Objective - Repeat the material verbatim. Images are excluded from the copy.

Records for this task -

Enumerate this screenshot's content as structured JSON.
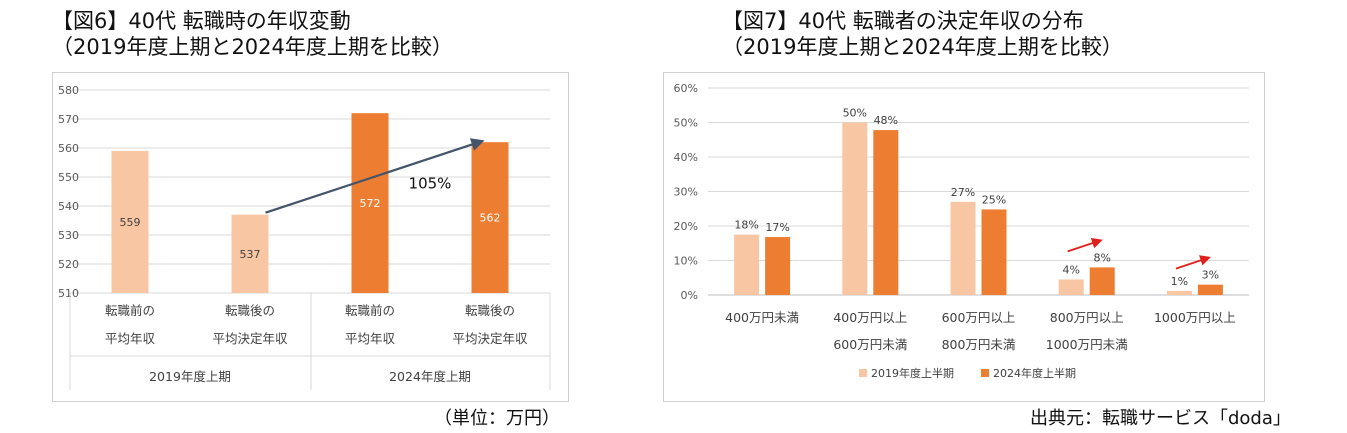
{
  "chart6": {
    "title_line1": "【図6】40代 転職時の年収変動",
    "title_line2": "（2019年度上期と2024年度上期を比較）",
    "unit_note": "（単位：万円）",
    "colors": {
      "light": "#f8c6a3",
      "dark": "#ed7d31",
      "arrow": "#44546a"
    },
    "chart_data": {
      "type": "bar",
      "categories": [
        {
          "line1": "転職前の",
          "line2": "平均年収",
          "group": "2019年度上期"
        },
        {
          "line1": "転職後の",
          "line2": "平均決定年収",
          "group": "2019年度上期"
        },
        {
          "line1": "転職前の",
          "line2": "平均年収",
          "group": "2024年度上期"
        },
        {
          "line1": "転職後の",
          "line2": "平均決定年収",
          "group": "2024年度上期"
        }
      ],
      "groups": [
        "2019年度上期",
        "2024年度上期"
      ],
      "values": [
        559,
        537,
        572,
        562
      ],
      "data_labels": [
        "559",
        "537",
        "572",
        "562"
      ],
      "ylim": [
        510,
        580
      ],
      "yticks": [
        510,
        520,
        530,
        540,
        550,
        560,
        570,
        580
      ],
      "annotation": "105%",
      "grid": true
    }
  },
  "chart7": {
    "title_line1": "【図7】40代 転職者の決定年収の分布",
    "title_line2": "（2019年度上期と2024年度上期を比較）",
    "source": "出典元：転職サービス「doda」",
    "colors": {
      "s2019": "#f8c6a3",
      "s2024": "#ed7d31",
      "arrow": "#e0201b"
    },
    "chart_data": {
      "type": "bar",
      "categories": [
        {
          "line1": "400万円未満",
          "line2": ""
        },
        {
          "line1": "400万円以上",
          "line2": "600万円未満"
        },
        {
          "line1": "600万円以上",
          "line2": "800万円未満"
        },
        {
          "line1": "800万円以上",
          "line2": "1000万円未満"
        },
        {
          "line1": "1000万円以上",
          "line2": ""
        }
      ],
      "series": [
        {
          "name": "2019年度上半期",
          "values": [
            0.175,
            0.5,
            0.27,
            0.045,
            0.012
          ],
          "labels": [
            "18%",
            "50%",
            "27%",
            "4%",
            "1%"
          ]
        },
        {
          "name": "2024年度上半期",
          "values": [
            0.168,
            0.478,
            0.248,
            0.08,
            0.03
          ],
          "labels": [
            "17%",
            "48%",
            "25%",
            "8%",
            "3%"
          ]
        }
      ],
      "ylim": [
        0,
        0.6
      ],
      "yticks": [
        "0%",
        "10%",
        "20%",
        "30%",
        "40%",
        "50%",
        "60%"
      ],
      "legend_position": "bottom",
      "grid": true
    }
  }
}
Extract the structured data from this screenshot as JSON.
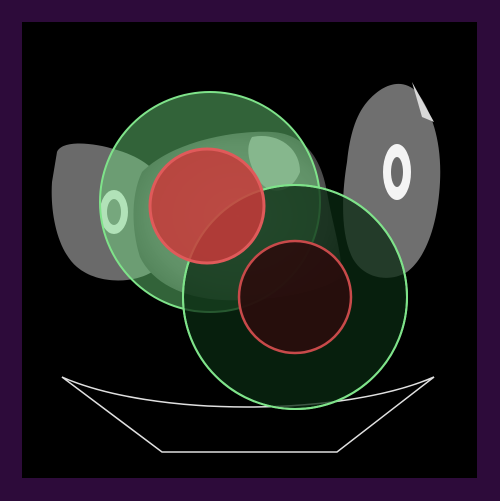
{
  "image": {
    "modality": "CT axial slice",
    "frame_color": "#2d0b3a",
    "background_color": "#000000"
  },
  "overlays": {
    "outer_ring_color": "#6fdc7f",
    "inner_target_color": "#d03a3a",
    "ring_edge_color": "#7fe38a"
  }
}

Solution to the problem -
Enumerate this screenshot's content as structured JSON.
{
  "chart6": {
    "title_line1": "【図6】40代 転職時の年収変動",
    "title_line2": "（2019年度上期と2024年度上期を比較）",
    "unit_note": "（単位：万円）",
    "colors": {
      "light": "#f8c6a3",
      "dark": "#ed7d31",
      "arrow": "#44546a"
    },
    "chart_data": {
      "type": "bar",
      "categories": [
        {
          "line1": "転職前の",
          "line2": "平均年収",
          "group": "2019年度上期"
        },
        {
          "line1": "転職後の",
          "line2": "平均決定年収",
          "group": "2019年度上期"
        },
        {
          "line1": "転職前の",
          "line2": "平均年収",
          "group": "2024年度上期"
        },
        {
          "line1": "転職後の",
          "line2": "平均決定年収",
          "group": "2024年度上期"
        }
      ],
      "groups": [
        "2019年度上期",
        "2024年度上期"
      ],
      "values": [
        559,
        537,
        572,
        562
      ],
      "data_labels": [
        "559",
        "537",
        "572",
        "562"
      ],
      "ylim": [
        510,
        580
      ],
      "yticks": [
        510,
        520,
        530,
        540,
        550,
        560,
        570,
        580
      ],
      "annotation": "105%",
      "grid": true
    }
  },
  "chart7": {
    "title_line1": "【図7】40代 転職者の決定年収の分布",
    "title_line2": "（2019年度上期と2024年度上期を比較）",
    "source": "出典元：転職サービス「doda」",
    "colors": {
      "s2019": "#f8c6a3",
      "s2024": "#ed7d31",
      "arrow": "#e0201b"
    },
    "chart_data": {
      "type": "bar",
      "categories": [
        {
          "line1": "400万円未満",
          "line2": ""
        },
        {
          "line1": "400万円以上",
          "line2": "600万円未満"
        },
        {
          "line1": "600万円以上",
          "line2": "800万円未満"
        },
        {
          "line1": "800万円以上",
          "line2": "1000万円未満"
        },
        {
          "line1": "1000万円以上",
          "line2": ""
        }
      ],
      "series": [
        {
          "name": "2019年度上半期",
          "values": [
            0.175,
            0.5,
            0.27,
            0.045,
            0.012
          ],
          "labels": [
            "18%",
            "50%",
            "27%",
            "4%",
            "1%"
          ]
        },
        {
          "name": "2024年度上半期",
          "values": [
            0.168,
            0.478,
            0.248,
            0.08,
            0.03
          ],
          "labels": [
            "17%",
            "48%",
            "25%",
            "8%",
            "3%"
          ]
        }
      ],
      "ylim": [
        0,
        0.6
      ],
      "yticks": [
        "0%",
        "10%",
        "20%",
        "30%",
        "40%",
        "50%",
        "60%"
      ],
      "legend_position": "bottom",
      "grid": true
    }
  }
}
Extract the structured data from this screenshot as JSON.
{
  "image": {
    "modality": "CT axial slice",
    "frame_color": "#2d0b3a",
    "background_color": "#000000"
  },
  "overlays": {
    "outer_ring_color": "#6fdc7f",
    "inner_target_color": "#d03a3a",
    "ring_edge_color": "#7fe38a"
  }
}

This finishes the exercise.